--- BEGIN DATA FOR THIS EXERCISE ---
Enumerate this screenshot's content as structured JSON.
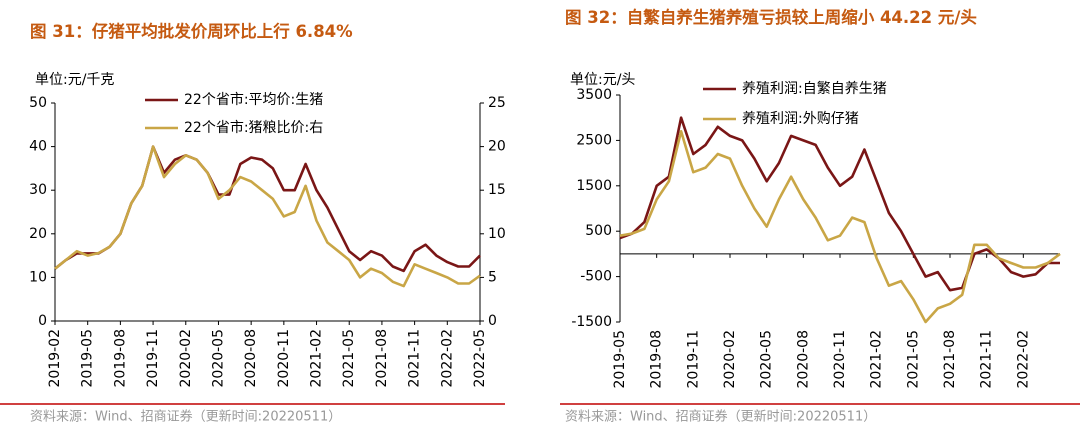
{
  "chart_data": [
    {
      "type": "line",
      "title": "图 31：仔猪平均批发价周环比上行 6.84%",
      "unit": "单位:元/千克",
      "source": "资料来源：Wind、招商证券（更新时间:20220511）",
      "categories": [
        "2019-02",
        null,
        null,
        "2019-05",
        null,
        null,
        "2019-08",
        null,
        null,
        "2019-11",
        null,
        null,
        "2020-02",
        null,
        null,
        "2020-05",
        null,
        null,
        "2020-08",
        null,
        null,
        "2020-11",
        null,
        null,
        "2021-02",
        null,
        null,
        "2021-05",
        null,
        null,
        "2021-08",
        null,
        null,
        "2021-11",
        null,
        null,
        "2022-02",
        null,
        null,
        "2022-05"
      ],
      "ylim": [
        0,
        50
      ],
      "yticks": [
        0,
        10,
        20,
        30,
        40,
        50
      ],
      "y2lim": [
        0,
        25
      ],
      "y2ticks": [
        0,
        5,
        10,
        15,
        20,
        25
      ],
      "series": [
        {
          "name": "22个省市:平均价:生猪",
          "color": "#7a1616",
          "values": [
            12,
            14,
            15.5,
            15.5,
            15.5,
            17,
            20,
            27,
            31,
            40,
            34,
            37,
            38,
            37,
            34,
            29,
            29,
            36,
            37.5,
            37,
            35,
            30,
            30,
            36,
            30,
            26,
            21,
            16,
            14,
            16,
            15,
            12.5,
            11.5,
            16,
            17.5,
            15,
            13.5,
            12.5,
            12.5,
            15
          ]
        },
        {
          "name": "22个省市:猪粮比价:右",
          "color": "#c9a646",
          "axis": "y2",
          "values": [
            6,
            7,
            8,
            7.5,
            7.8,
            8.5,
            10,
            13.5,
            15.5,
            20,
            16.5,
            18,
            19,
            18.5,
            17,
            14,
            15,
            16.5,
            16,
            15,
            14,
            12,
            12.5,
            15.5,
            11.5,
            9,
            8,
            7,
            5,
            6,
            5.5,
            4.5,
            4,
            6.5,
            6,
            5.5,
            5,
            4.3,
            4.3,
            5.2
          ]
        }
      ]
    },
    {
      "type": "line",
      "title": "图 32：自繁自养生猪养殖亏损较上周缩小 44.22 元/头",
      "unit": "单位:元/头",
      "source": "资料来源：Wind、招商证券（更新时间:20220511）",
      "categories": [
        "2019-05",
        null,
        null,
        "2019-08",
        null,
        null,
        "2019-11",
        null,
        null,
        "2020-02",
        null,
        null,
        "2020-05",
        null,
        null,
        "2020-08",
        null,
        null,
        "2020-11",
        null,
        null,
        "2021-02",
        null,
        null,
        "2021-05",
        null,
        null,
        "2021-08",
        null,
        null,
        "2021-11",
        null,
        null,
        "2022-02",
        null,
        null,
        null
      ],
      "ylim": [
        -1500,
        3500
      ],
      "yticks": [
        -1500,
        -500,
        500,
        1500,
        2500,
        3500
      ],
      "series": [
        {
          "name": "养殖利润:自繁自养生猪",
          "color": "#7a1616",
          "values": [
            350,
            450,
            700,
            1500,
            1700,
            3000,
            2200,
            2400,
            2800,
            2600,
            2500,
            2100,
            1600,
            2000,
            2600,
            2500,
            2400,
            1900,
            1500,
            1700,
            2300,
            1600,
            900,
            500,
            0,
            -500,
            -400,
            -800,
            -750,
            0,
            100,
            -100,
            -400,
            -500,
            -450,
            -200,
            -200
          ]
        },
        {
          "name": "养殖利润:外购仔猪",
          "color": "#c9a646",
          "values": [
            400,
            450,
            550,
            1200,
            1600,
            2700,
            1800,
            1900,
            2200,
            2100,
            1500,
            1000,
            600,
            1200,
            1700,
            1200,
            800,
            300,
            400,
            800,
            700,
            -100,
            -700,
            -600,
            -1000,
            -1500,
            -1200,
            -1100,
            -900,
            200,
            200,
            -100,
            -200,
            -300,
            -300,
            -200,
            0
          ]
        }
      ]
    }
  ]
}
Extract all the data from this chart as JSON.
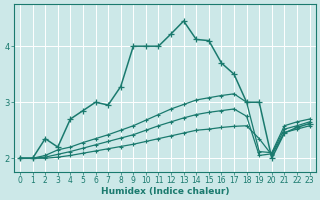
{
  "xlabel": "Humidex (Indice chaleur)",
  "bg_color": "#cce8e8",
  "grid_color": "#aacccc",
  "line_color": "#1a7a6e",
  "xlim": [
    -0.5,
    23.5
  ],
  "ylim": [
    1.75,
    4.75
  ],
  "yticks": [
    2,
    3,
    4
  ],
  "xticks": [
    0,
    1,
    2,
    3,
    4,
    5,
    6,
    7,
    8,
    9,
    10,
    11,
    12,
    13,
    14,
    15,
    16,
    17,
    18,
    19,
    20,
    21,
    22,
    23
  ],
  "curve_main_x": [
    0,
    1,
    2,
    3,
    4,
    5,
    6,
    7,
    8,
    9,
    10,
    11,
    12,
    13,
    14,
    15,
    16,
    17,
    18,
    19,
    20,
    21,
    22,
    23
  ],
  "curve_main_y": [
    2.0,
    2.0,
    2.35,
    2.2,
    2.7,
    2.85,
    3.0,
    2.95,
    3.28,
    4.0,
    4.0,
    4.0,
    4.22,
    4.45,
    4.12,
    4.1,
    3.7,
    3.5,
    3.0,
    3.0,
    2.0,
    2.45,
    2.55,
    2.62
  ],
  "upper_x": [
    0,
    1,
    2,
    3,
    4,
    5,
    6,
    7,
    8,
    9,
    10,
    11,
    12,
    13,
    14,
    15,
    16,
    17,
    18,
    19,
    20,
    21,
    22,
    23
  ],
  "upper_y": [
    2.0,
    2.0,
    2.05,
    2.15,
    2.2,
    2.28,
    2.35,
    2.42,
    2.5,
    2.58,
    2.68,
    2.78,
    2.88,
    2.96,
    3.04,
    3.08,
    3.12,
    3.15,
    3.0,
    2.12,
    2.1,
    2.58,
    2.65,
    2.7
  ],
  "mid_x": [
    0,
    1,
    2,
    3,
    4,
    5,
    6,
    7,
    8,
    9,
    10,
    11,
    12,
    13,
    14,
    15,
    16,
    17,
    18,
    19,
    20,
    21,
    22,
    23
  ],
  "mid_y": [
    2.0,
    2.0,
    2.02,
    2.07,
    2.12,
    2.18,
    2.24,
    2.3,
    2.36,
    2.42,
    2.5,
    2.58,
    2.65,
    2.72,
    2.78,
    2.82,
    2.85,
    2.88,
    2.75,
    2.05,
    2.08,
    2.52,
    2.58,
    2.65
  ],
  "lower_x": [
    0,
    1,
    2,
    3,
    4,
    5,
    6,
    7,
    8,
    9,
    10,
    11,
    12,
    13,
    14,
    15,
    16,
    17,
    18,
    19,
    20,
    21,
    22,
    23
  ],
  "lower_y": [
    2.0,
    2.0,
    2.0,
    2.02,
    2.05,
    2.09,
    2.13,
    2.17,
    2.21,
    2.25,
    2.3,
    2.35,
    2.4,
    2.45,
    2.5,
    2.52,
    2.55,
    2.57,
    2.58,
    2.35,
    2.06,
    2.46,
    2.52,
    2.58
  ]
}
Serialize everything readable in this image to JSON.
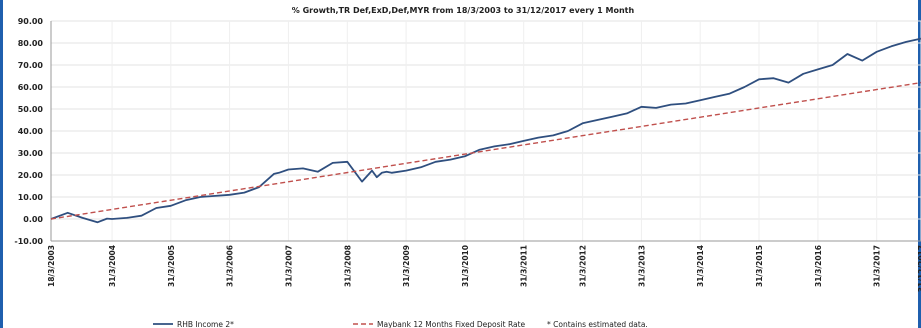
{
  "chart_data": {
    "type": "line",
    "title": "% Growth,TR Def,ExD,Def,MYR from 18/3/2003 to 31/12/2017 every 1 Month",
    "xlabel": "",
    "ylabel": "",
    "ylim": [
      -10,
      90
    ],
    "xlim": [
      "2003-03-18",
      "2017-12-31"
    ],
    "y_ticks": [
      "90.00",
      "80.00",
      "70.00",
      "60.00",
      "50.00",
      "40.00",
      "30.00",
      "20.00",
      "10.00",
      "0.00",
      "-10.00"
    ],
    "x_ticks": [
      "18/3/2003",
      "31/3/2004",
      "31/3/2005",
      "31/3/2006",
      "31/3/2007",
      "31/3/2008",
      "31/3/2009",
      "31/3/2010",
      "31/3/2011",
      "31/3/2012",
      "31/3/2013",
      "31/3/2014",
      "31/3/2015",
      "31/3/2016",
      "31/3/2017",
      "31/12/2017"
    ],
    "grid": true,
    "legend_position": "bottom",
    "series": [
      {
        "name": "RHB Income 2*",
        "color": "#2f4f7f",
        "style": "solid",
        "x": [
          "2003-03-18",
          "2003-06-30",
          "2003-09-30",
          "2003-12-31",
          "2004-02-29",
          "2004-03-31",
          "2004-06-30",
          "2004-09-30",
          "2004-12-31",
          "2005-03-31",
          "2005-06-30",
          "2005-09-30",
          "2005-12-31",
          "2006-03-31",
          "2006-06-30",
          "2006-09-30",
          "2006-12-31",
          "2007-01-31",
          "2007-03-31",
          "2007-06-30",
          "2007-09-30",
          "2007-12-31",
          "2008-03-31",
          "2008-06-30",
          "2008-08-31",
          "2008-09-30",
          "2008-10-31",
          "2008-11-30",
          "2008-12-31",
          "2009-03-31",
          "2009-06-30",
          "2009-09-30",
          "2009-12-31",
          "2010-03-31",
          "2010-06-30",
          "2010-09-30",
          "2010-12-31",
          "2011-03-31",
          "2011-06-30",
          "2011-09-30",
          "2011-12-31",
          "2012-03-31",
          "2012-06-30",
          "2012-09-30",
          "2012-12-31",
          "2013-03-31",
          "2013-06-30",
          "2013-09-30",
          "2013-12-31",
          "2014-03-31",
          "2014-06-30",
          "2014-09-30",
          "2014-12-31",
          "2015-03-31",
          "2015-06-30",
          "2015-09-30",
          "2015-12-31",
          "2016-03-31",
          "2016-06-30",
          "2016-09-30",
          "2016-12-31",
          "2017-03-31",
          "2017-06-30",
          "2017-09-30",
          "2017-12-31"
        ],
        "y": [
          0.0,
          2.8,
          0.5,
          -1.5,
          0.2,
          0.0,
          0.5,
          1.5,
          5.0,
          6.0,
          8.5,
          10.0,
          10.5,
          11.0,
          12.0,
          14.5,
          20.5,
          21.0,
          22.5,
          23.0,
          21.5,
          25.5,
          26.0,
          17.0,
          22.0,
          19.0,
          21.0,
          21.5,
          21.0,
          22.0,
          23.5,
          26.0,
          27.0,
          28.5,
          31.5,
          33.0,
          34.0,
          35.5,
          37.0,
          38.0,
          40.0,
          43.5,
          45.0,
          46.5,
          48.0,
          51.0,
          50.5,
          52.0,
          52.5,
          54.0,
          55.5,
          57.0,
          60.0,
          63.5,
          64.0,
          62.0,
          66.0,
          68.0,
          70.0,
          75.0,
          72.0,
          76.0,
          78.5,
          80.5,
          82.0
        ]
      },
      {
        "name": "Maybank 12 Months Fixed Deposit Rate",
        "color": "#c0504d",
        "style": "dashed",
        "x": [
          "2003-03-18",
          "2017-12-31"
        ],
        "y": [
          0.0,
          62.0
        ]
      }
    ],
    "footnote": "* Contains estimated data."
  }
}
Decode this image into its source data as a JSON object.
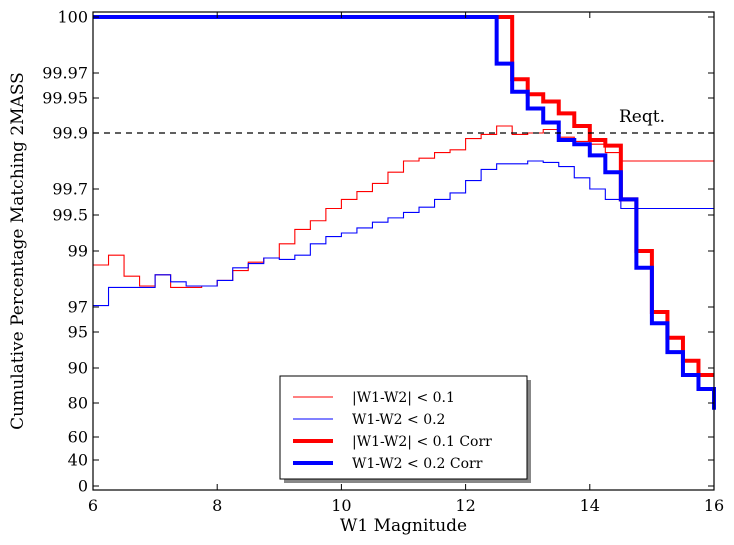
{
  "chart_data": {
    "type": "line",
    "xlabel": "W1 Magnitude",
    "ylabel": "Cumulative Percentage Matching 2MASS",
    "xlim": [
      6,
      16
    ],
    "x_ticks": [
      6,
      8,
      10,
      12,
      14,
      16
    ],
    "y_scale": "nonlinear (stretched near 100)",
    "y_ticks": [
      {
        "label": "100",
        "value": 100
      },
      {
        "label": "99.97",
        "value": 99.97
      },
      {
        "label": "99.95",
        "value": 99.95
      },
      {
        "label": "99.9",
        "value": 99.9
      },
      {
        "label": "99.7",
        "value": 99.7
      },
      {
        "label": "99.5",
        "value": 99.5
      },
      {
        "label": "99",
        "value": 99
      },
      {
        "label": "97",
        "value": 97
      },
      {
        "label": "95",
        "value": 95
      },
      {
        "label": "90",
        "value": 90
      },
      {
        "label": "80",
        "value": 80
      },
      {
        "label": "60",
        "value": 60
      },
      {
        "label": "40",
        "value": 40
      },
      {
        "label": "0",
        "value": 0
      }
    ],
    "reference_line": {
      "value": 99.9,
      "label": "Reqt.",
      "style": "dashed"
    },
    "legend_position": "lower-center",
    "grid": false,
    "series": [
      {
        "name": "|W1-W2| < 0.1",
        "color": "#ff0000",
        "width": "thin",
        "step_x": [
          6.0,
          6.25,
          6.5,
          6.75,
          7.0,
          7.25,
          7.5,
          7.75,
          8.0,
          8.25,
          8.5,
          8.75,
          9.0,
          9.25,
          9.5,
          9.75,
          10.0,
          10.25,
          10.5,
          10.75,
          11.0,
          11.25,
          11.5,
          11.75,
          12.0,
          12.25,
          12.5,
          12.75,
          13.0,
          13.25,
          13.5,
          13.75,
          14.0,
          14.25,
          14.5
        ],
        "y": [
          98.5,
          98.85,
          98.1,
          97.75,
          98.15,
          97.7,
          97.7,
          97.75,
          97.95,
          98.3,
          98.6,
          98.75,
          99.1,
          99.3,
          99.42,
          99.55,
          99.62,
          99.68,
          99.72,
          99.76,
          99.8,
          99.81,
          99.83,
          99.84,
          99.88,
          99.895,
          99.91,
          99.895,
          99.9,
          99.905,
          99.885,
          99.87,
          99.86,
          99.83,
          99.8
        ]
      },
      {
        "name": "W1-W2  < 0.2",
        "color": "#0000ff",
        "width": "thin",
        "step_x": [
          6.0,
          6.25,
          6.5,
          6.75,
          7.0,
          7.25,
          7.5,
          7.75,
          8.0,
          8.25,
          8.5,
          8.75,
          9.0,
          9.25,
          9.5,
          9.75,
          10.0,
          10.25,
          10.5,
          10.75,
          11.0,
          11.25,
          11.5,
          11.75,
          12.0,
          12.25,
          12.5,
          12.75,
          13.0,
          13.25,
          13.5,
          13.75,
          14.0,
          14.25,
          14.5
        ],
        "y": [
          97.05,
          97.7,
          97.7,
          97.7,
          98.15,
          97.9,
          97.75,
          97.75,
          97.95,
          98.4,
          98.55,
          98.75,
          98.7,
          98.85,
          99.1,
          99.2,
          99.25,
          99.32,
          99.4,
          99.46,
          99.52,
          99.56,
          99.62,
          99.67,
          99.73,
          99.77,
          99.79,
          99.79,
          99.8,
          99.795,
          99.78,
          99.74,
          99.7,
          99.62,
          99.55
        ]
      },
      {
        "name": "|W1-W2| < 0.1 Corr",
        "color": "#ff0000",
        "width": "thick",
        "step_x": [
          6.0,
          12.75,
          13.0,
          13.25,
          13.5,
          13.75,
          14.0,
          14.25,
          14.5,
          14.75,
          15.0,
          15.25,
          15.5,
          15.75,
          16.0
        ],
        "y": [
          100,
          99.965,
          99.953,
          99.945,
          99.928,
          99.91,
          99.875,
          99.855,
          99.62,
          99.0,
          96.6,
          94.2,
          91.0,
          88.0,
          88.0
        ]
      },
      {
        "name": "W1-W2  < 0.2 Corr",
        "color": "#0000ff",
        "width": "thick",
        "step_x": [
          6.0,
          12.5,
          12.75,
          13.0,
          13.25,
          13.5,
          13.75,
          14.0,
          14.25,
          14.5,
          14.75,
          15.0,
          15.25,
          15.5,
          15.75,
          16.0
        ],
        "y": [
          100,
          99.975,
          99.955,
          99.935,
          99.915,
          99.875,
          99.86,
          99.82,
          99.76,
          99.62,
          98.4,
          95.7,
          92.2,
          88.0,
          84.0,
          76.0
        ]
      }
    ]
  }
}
--- END DATA FOR THIS EXERCISE ---
* **REQUIRED WORK**: Of the lines in this listing, how many contain "image"? Reply with the number and nothing more.

* **EXPECTED OUTPUT**: 2